[start of Records for the task]

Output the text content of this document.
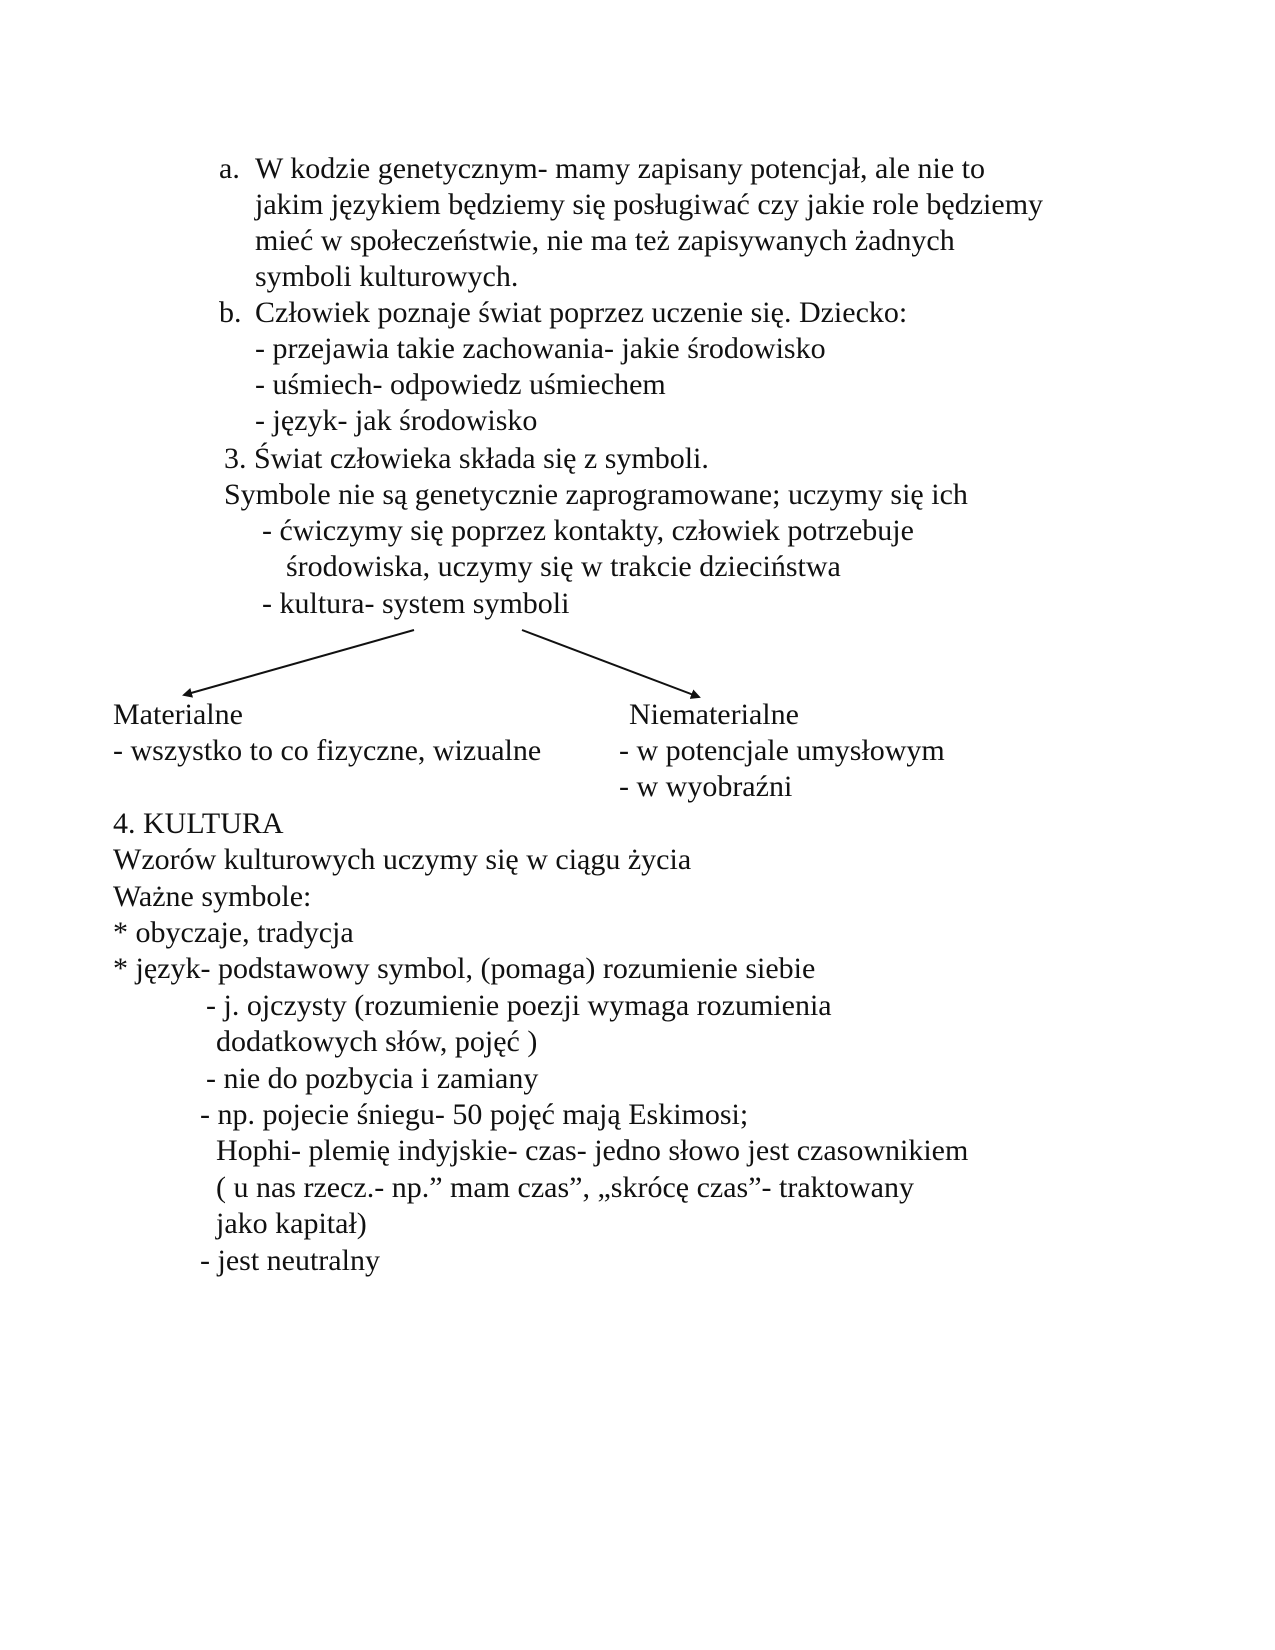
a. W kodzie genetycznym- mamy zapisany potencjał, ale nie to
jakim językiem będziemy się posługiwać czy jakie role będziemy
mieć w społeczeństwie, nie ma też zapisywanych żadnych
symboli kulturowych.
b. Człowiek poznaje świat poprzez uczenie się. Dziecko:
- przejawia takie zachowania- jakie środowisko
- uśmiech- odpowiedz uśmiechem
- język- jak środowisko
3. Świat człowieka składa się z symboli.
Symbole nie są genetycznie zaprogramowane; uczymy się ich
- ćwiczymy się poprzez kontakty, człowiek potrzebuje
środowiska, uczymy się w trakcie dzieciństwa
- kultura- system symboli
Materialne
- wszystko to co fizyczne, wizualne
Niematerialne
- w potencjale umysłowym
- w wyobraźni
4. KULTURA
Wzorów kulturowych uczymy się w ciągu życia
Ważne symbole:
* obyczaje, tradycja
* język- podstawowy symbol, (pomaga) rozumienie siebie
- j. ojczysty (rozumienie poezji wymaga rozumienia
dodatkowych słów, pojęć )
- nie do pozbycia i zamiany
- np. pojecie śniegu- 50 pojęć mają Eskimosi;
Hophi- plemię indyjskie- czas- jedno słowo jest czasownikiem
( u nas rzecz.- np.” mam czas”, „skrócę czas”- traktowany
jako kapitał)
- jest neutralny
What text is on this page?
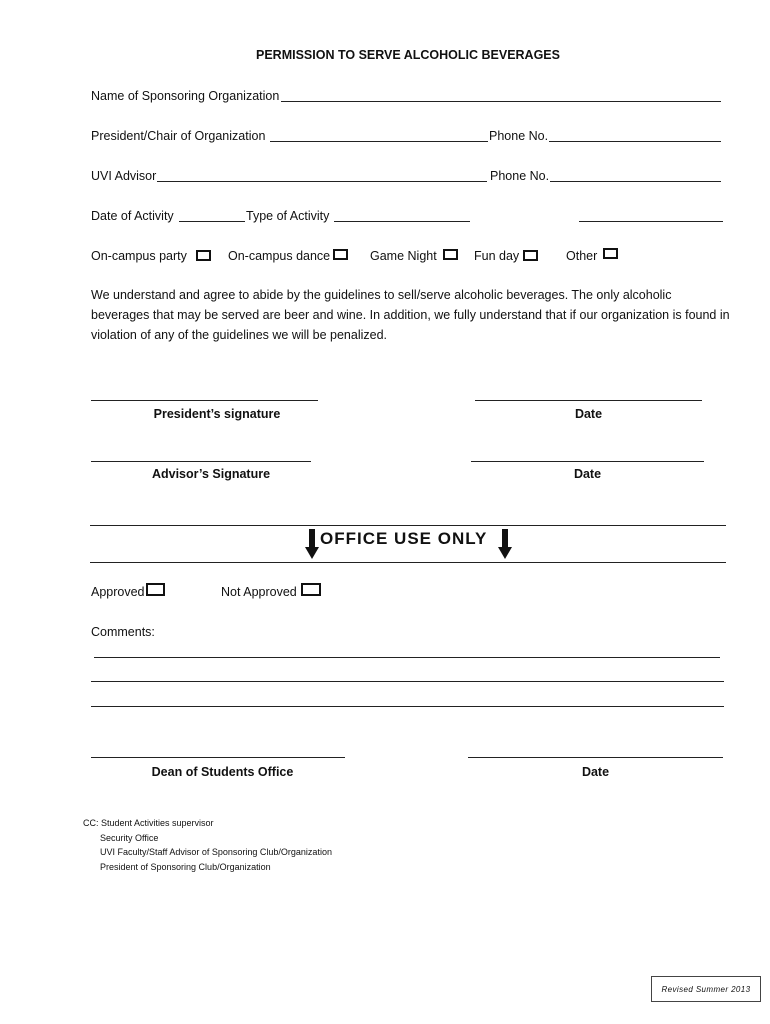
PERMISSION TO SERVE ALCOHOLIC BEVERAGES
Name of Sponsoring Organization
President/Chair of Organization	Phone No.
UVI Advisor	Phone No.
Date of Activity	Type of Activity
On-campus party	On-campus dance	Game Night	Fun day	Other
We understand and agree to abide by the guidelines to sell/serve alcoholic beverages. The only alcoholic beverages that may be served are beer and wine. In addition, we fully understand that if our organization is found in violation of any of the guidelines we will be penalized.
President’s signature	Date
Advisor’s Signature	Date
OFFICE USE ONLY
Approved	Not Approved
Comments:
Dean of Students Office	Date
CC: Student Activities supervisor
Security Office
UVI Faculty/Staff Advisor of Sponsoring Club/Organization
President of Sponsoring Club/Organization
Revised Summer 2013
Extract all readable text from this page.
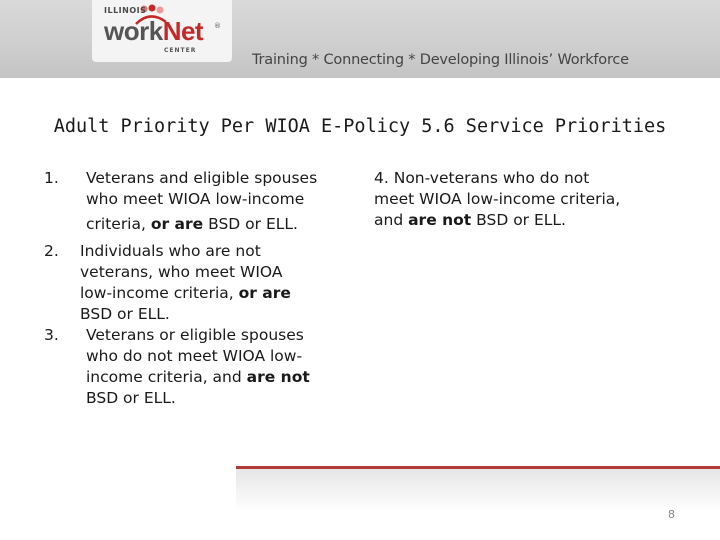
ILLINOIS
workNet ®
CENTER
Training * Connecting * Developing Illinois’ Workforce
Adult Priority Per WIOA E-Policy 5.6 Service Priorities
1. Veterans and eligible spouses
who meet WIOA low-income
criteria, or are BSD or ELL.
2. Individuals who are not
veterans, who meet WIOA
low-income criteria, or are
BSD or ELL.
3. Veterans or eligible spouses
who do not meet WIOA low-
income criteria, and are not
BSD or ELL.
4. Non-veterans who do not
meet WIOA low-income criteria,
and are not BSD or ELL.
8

[end of Records for the task]

• [Instructions for the task]
Each entry gets copied exactly; the pictures stay out.

• [Correct output]
Output the text content of this document.
a. W kodzie genetycznym- mamy zapisany potencjał, ale nie to
jakim językiem będziemy się posługiwać czy jakie role będziemy
mieć w społeczeństwie, nie ma też zapisywanych żadnych
symboli kulturowych.
b. Człowiek poznaje świat poprzez uczenie się. Dziecko:
- przejawia takie zachowania- jakie środowisko
- uśmiech- odpowiedz uśmiechem
- język- jak środowisko
3. Świat człowieka składa się z symboli.
Symbole nie są genetycznie zaprogramowane; uczymy się ich
- ćwiczymy się poprzez kontakty, człowiek potrzebuje
środowiska, uczymy się w trakcie dzieciństwa
- kultura- system symboli
Materialne
- wszystko to co fizyczne, wizualne
Niematerialne
- w potencjale umysłowym
- w wyobraźni
4. KULTURA
Wzorów kulturowych uczymy się w ciągu życia
Ważne symbole:
* obyczaje, tradycja
* język- podstawowy symbol, (pomaga) rozumienie siebie
- j. ojczysty (rozumienie poezji wymaga rozumienia
dodatkowych słów, pojęć )
- nie do pozbycia i zamiany
- np. pojecie śniegu- 50 pojęć mają Eskimosi;
Hophi- plemię indyjskie- czas- jedno słowo jest czasownikiem
( u nas rzecz.- np.” mam czas”, „skrócę czas”- traktowany
jako kapitał)
- jest neutralny
What text is on this page?
PERMISSION TO SERVE ALCOHOLIC BEVERAGES
Name of Sponsoring Organization
President/Chair of Organization	Phone No.
UVI Advisor	Phone No.
Date of Activity	Type of Activity
On-campus party	On-campus dance	Game Night	Fun day	Other
We understand and agree to abide by the guidelines to sell/serve alcoholic beverages. The only alcoholic beverages that may be served are beer and wine. In addition, we fully understand that if our organization is found in violation of any of the guidelines we will be penalized.
President’s signature	Date
Advisor’s Signature	Date
OFFICE USE ONLY
Approved	Not Approved
Comments:
Dean of Students Office	Date
CC: Student Activities supervisor
Security Office
UVI Faculty/Staff Advisor of Sponsoring Club/Organization
President of Sponsoring Club/Organization
Revised Summer 2013
Extract all readable text from this page.
ILLINOIS
workNet ®
CENTER
Training * Connecting * Developing Illinois’ Workforce
Adult Priority Per WIOA E-Policy 5.6 Service Priorities
1. Veterans and eligible spouses
who meet WIOA low-income
criteria, or are BSD or ELL.
2. Individuals who are not
veterans, who meet WIOA
low-income criteria, or are
BSD or ELL.
3. Veterans or eligible spouses
who do not meet WIOA low-
income criteria, and are not
BSD or ELL.
4. Non-veterans who do not
meet WIOA low-income criteria,
and are not BSD or ELL.
8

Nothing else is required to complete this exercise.